▶ **Page text**:
Chefs are ditching restaurant kitchens and reclaiming their work/life balance by taking employment in schools, thanks to a number of initiatives.
Earlier this year the Prue Leith-backed ‘Chefs in Schools’ charity made national headlines for luring the UK’s best chefs to schools – with three schools in London taking on chefs from high-end eateries Dabbous and the Riding House Café.
The charity was set up by Henry Dimbleby, co-founder of the healthy fast-food chain Leon, who hit on the idea after Nicole Pisani, the chef from Ottolenghi’s Soho restaurant NOPI, started working at his children’s primary school.
Mr Dimbleby says of the initiative which aims to put 100 chefs in 100 schools by 2023:
“A job as a school cook appeals to restaurant chefs who are sick of working 100-hour weeks at unsociable hours.
He adds: “Eating in school should be a pleasurable experience: time spent sharing good food with peers and teachers.”
For more information visit www.chefsinschools.org.uk.
Case Study
Chef Mark Wilkinson is part of a pioneering new generation of school caterers who are turning their backs on top-class restaurants to cook for kids.

▶ **Task instructions**:
[1] Copy the article on chefs in schools from "Earlier this year" to "children’s primary school.".
[2] Pick up the article on chefs moving into school kitchens where it stops and carry it on.
The lines of region boundary data have no part in this work.

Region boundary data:
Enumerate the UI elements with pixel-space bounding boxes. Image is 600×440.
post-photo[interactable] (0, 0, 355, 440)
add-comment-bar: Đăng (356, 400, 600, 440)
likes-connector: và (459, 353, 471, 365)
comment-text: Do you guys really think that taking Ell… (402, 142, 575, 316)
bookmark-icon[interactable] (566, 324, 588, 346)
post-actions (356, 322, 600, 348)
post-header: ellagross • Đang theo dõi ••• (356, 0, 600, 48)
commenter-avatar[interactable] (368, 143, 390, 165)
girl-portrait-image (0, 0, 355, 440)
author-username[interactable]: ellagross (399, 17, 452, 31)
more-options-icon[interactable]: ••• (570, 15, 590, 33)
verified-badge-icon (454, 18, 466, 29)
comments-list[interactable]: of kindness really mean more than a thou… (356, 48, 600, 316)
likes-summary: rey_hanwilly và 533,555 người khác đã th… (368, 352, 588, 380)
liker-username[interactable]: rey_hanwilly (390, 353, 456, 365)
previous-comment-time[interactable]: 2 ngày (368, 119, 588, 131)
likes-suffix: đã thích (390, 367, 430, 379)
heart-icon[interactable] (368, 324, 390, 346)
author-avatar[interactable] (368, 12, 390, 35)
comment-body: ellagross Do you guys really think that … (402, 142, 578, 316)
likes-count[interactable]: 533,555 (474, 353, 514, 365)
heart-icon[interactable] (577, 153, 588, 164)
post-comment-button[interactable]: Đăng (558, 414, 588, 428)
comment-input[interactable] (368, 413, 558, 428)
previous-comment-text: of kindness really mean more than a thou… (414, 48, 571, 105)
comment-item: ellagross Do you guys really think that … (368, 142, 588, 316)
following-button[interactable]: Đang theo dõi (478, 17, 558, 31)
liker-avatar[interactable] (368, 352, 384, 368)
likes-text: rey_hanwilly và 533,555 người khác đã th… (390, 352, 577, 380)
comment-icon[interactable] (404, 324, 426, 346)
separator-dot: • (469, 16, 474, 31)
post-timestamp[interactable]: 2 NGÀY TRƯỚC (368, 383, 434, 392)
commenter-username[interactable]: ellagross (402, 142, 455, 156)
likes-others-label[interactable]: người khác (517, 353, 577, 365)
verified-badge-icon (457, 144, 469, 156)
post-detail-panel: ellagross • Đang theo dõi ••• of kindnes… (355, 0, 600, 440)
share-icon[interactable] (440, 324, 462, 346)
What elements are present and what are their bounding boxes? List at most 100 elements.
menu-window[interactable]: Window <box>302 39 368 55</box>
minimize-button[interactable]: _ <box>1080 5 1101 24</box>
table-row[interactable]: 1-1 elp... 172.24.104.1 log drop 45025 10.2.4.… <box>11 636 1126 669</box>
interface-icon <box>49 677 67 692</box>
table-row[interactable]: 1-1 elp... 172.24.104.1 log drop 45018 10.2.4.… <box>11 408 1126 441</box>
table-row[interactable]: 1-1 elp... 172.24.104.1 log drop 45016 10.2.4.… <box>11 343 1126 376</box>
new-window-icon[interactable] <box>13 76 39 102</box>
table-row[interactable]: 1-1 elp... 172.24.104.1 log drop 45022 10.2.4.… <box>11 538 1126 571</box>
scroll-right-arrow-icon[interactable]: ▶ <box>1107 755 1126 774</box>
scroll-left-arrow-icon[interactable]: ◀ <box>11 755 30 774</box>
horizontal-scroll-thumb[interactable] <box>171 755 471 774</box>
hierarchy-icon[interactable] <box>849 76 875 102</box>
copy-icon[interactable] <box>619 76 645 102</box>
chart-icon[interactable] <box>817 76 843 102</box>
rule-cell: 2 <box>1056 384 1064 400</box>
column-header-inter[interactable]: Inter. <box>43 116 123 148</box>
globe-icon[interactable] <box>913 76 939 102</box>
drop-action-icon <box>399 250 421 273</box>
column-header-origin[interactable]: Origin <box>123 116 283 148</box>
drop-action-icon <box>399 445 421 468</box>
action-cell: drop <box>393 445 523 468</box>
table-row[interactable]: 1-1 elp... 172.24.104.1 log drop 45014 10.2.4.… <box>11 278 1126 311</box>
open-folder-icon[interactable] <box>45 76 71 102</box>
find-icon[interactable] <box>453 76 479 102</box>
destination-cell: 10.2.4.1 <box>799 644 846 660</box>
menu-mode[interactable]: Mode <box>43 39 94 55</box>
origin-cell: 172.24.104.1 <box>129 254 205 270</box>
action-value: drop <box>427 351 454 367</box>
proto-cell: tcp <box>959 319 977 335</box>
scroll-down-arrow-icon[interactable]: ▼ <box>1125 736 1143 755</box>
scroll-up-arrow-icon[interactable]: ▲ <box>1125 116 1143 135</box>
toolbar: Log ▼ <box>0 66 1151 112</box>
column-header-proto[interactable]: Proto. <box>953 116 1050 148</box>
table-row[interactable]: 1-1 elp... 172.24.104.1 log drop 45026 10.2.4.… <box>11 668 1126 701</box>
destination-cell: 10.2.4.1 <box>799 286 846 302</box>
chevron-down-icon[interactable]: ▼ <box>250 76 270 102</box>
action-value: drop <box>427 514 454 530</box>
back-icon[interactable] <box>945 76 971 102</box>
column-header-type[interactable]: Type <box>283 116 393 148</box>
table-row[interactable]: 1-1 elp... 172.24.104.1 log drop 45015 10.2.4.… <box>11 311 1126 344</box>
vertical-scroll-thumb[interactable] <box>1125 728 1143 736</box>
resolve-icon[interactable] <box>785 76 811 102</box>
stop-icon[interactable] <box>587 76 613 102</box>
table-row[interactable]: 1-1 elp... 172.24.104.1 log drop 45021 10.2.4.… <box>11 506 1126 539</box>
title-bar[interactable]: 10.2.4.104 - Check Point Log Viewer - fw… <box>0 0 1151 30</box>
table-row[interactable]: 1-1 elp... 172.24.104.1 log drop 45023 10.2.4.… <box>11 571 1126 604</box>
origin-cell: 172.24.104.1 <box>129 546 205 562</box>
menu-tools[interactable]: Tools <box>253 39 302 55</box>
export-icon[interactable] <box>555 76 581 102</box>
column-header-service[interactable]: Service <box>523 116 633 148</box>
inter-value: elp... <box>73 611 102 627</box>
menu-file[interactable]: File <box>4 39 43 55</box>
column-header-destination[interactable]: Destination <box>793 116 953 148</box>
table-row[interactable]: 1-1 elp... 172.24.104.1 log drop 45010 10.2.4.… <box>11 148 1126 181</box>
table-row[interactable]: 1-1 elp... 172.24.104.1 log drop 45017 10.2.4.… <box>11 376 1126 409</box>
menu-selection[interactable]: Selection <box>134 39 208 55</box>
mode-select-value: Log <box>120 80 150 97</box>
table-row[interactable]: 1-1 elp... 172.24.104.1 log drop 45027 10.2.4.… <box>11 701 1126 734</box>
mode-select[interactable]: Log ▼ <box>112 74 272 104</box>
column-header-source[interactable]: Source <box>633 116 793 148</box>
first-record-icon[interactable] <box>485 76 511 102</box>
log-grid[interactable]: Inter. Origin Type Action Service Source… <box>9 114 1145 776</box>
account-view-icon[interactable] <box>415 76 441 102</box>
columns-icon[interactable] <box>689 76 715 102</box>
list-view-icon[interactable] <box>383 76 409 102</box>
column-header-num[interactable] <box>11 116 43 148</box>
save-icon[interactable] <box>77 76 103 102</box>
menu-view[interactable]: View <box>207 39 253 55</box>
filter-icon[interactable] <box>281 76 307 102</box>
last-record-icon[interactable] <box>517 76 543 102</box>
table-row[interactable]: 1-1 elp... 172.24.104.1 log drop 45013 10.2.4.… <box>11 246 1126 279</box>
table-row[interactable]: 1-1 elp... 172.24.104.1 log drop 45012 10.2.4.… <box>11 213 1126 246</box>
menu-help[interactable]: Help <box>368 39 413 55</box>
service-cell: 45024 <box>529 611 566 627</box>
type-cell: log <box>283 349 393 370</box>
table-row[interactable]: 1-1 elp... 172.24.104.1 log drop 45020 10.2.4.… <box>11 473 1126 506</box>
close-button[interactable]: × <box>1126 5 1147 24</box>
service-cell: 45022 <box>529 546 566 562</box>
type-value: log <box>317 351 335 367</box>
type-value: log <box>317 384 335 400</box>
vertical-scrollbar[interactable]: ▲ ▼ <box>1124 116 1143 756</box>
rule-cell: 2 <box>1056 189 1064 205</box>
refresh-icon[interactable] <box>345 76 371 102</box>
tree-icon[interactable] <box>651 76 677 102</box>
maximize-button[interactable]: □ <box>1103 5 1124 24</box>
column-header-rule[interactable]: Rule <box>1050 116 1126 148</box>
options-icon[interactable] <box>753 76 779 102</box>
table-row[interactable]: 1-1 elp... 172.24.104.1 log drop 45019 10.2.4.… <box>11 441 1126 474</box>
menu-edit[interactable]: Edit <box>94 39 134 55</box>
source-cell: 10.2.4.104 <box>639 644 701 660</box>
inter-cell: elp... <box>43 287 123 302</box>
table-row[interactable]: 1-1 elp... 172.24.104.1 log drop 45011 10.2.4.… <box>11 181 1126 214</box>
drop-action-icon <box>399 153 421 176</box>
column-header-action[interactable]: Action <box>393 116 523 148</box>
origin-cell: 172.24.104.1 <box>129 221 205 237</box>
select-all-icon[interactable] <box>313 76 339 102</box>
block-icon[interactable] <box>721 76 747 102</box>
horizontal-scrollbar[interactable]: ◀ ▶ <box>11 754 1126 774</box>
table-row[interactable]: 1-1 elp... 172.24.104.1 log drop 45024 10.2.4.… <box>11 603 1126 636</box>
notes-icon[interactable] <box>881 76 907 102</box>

▶ **Results for the exercise**:
[1]
Earlier this year the Prue Leith-backed ‘Chefs in Schools’ charity made national headlines for luring the UK’s best chefs to schools – with three schools in London taking on chefs from high-end eateries Dabbous and the Riding House Café.
The charity was set up by Henry Dimbleby, co-founder of the healthy fast-food chain Leon, who hit on the idea after Nicole Pisani, the chef from Ottolenghi’s Soho restaurant NOPI, started working at his children’s primary school.

[2]
Three months ago Mark took the plunge from the 80-hour weeks he worked at Michelin-starred restaurants and prize-winning gastro pubs to a head up a small school kitchen in the picturesque Ribble Valley.
Reclaiming his work/life balance, dad-of-three Mark now hones his considerable skills at Oakhill School and Nursery in Whalley, where the age of diners ranges from three months to 16 years.
Mark’s own impressive resumé includes working alongside Francis Coulson at the Michelin-starred Sharrow Bay Hotel on Ullswater in the Lake District.
A Country Range customer, Mark’s first day is one he won’t forget in a hurry: “It was half-term holidays, so school was closed and the fridge was empty! However, I still had 60 nursery children to feed – lunch and tea. I thought what have I walked into?”
No school slop for Project Scot
A similar project called Chefs@School (www.chefsatschool.org/) has been running for the past five years in Scotland, with the government’s backing.
Administered by Scottish chefs, its aim is to encourage culinary and food industry professionals to work with teachers and children across Scotland and bring food education to life.
“The organisation currently provides food education to over 30,000 children,” says chef Marie-Clare James, the project’s co-ordinator.
The programme has delivered hands-on cooking experiences since September 2013 and links volunteer chefs with their local schools to showcase cooking skills and to help children understand more about their food and where it comes from.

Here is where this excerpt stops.